THE PROBLEM =
Copy nothing but the text: repeat each entry exactly and drop the images.

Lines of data

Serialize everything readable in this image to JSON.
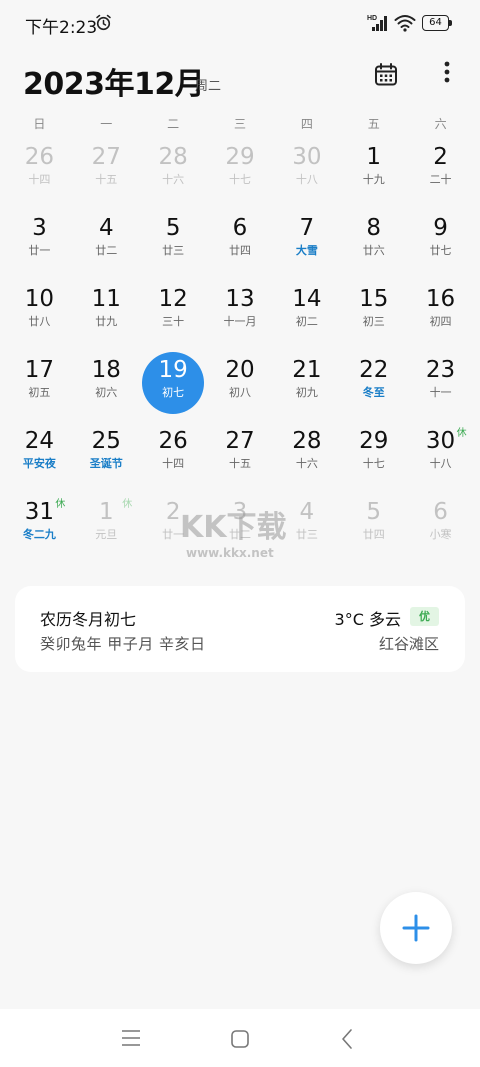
{
  "status_bar": {
    "time": "下午2:23",
    "network_label": "HD",
    "battery": "64"
  },
  "header": {
    "month_title": "2023年12月",
    "weekday": "周二"
  },
  "weekday_labels": [
    "日",
    "一",
    "二",
    "三",
    "四",
    "五",
    "六"
  ],
  "calendar": {
    "days": [
      {
        "day": "26",
        "sub": "十四",
        "other": true
      },
      {
        "day": "27",
        "sub": "十五",
        "other": true
      },
      {
        "day": "28",
        "sub": "十六",
        "other": true
      },
      {
        "day": "29",
        "sub": "十七",
        "other": true
      },
      {
        "day": "30",
        "sub": "十八",
        "other": true
      },
      {
        "day": "1",
        "sub": "十九"
      },
      {
        "day": "2",
        "sub": "二十"
      },
      {
        "day": "3",
        "sub": "廿一"
      },
      {
        "day": "4",
        "sub": "廿二"
      },
      {
        "day": "5",
        "sub": "廿三"
      },
      {
        "day": "6",
        "sub": "廿四"
      },
      {
        "day": "7",
        "sub": "大雪",
        "festival": true
      },
      {
        "day": "8",
        "sub": "廿六"
      },
      {
        "day": "9",
        "sub": "廿七"
      },
      {
        "day": "10",
        "sub": "廿八"
      },
      {
        "day": "11",
        "sub": "廿九"
      },
      {
        "day": "12",
        "sub": "三十"
      },
      {
        "day": "13",
        "sub": "十一月"
      },
      {
        "day": "14",
        "sub": "初二"
      },
      {
        "day": "15",
        "sub": "初三"
      },
      {
        "day": "16",
        "sub": "初四"
      },
      {
        "day": "17",
        "sub": "初五"
      },
      {
        "day": "18",
        "sub": "初六"
      },
      {
        "day": "19",
        "sub": "初七",
        "today": true
      },
      {
        "day": "20",
        "sub": "初八"
      },
      {
        "day": "21",
        "sub": "初九"
      },
      {
        "day": "22",
        "sub": "冬至",
        "festival": true
      },
      {
        "day": "23",
        "sub": "十一"
      },
      {
        "day": "24",
        "sub": "平安夜",
        "festival": true
      },
      {
        "day": "25",
        "sub": "圣诞节",
        "festival": true
      },
      {
        "day": "26",
        "sub": "十四"
      },
      {
        "day": "27",
        "sub": "十五"
      },
      {
        "day": "28",
        "sub": "十六"
      },
      {
        "day": "29",
        "sub": "十七"
      },
      {
        "day": "30",
        "sub": "十八",
        "rest": "休"
      },
      {
        "day": "31",
        "sub": "冬二九",
        "festival": true,
        "rest": "休"
      },
      {
        "day": "1",
        "sub": "元旦",
        "other": true,
        "rest": "休"
      },
      {
        "day": "2",
        "sub": "廿一",
        "other": true
      },
      {
        "day": "3",
        "sub": "廿二",
        "other": true
      },
      {
        "day": "4",
        "sub": "廿三",
        "other": true
      },
      {
        "day": "5",
        "sub": "廿四",
        "other": true
      },
      {
        "day": "6",
        "sub": "小寒",
        "other": true
      }
    ]
  },
  "watermark": {
    "logo": "KK下载",
    "url": "www.kkx.net"
  },
  "info_card": {
    "lunar_date": "农历冬月初七",
    "ganzhi": "癸卯兔年 甲子月 辛亥日",
    "weather": "3°C 多云",
    "aqi": "优",
    "location": "红谷滩区"
  },
  "colors": {
    "accent": "#2d8fe8",
    "festival": "#1a7ec7",
    "rest": "#3caa52"
  }
}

RESPONSE TO THE TASK =
Serialize everything readable in this image to JSON.
{
  "status_bar": {
    "time": "下午2:23",
    "network_label": "HD",
    "battery": "64"
  },
  "header": {
    "month_title": "2023年12月",
    "weekday": "周二"
  },
  "weekday_labels": [
    "日",
    "一",
    "二",
    "三",
    "四",
    "五",
    "六"
  ],
  "calendar": {
    "days": [
      {
        "day": "26",
        "sub": "十四",
        "other": true
      },
      {
        "day": "27",
        "sub": "十五",
        "other": true
      },
      {
        "day": "28",
        "sub": "十六",
        "other": true
      },
      {
        "day": "29",
        "sub": "十七",
        "other": true
      },
      {
        "day": "30",
        "sub": "十八",
        "other": true
      },
      {
        "day": "1",
        "sub": "十九"
      },
      {
        "day": "2",
        "sub": "二十"
      },
      {
        "day": "3",
        "sub": "廿一"
      },
      {
        "day": "4",
        "sub": "廿二"
      },
      {
        "day": "5",
        "sub": "廿三"
      },
      {
        "day": "6",
        "sub": "廿四"
      },
      {
        "day": "7",
        "sub": "大雪",
        "festival": true
      },
      {
        "day": "8",
        "sub": "廿六"
      },
      {
        "day": "9",
        "sub": "廿七"
      },
      {
        "day": "10",
        "sub": "廿八"
      },
      {
        "day": "11",
        "sub": "廿九"
      },
      {
        "day": "12",
        "sub": "三十"
      },
      {
        "day": "13",
        "sub": "十一月"
      },
      {
        "day": "14",
        "sub": "初二"
      },
      {
        "day": "15",
        "sub": "初三"
      },
      {
        "day": "16",
        "sub": "初四"
      },
      {
        "day": "17",
        "sub": "初五"
      },
      {
        "day": "18",
        "sub": "初六"
      },
      {
        "day": "19",
        "sub": "初七",
        "today": true
      },
      {
        "day": "20",
        "sub": "初八"
      },
      {
        "day": "21",
        "sub": "初九"
      },
      {
        "day": "22",
        "sub": "冬至",
        "festival": true
      },
      {
        "day": "23",
        "sub": "十一"
      },
      {
        "day": "24",
        "sub": "平安夜",
        "festival": true
      },
      {
        "day": "25",
        "sub": "圣诞节",
        "festival": true
      },
      {
        "day": "26",
        "sub": "十四"
      },
      {
        "day": "27",
        "sub": "十五"
      },
      {
        "day": "28",
        "sub": "十六"
      },
      {
        "day": "29",
        "sub": "十七"
      },
      {
        "day": "30",
        "sub": "十八",
        "rest": "休"
      },
      {
        "day": "31",
        "sub": "冬二九",
        "festival": true,
        "rest": "休"
      },
      {
        "day": "1",
        "sub": "元旦",
        "other": true,
        "rest": "休"
      },
      {
        "day": "2",
        "sub": "廿一",
        "other": true
      },
      {
        "day": "3",
        "sub": "廿二",
        "other": true
      },
      {
        "day": "4",
        "sub": "廿三",
        "other": true
      },
      {
        "day": "5",
        "sub": "廿四",
        "other": true
      },
      {
        "day": "6",
        "sub": "小寒",
        "other": true
      }
    ]
  },
  "watermark": {
    "logo": "KK下载",
    "url": "www.kkx.net"
  },
  "info_card": {
    "lunar_date": "农历冬月初七",
    "ganzhi": "癸卯兔年 甲子月 辛亥日",
    "weather": "3°C 多云",
    "aqi": "优",
    "location": "红谷滩区"
  },
  "colors": {
    "accent": "#2d8fe8",
    "festival": "#1a7ec7",
    "rest": "#3caa52"
  }
}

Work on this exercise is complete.